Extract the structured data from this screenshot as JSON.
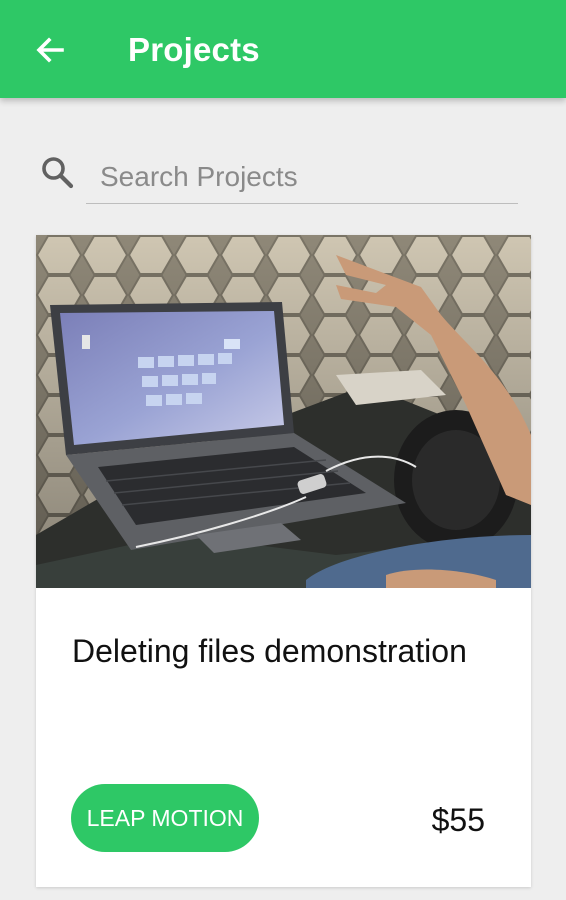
{
  "appbar": {
    "title": "Projects",
    "back_icon": "arrow-left-icon",
    "color": "#2ec866"
  },
  "search": {
    "placeholder": "Search Projects",
    "value": "",
    "icon": "search-icon"
  },
  "projects": [
    {
      "title": "Deleting files demonstration",
      "tag": "LEAP MOTION",
      "price": "$55",
      "image": "photo of a laptop showing a tile grid with a hand gesturing above a small sensor"
    }
  ],
  "colors": {
    "accent": "#2ec866",
    "background": "#eeeeee",
    "card": "#ffffff"
  }
}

**Your goal:**
From the listing above, copy out each line where the word "title" appears.

**Answer to this task:**
    "title": "Projects",
      "title": "Deleting files demonstration",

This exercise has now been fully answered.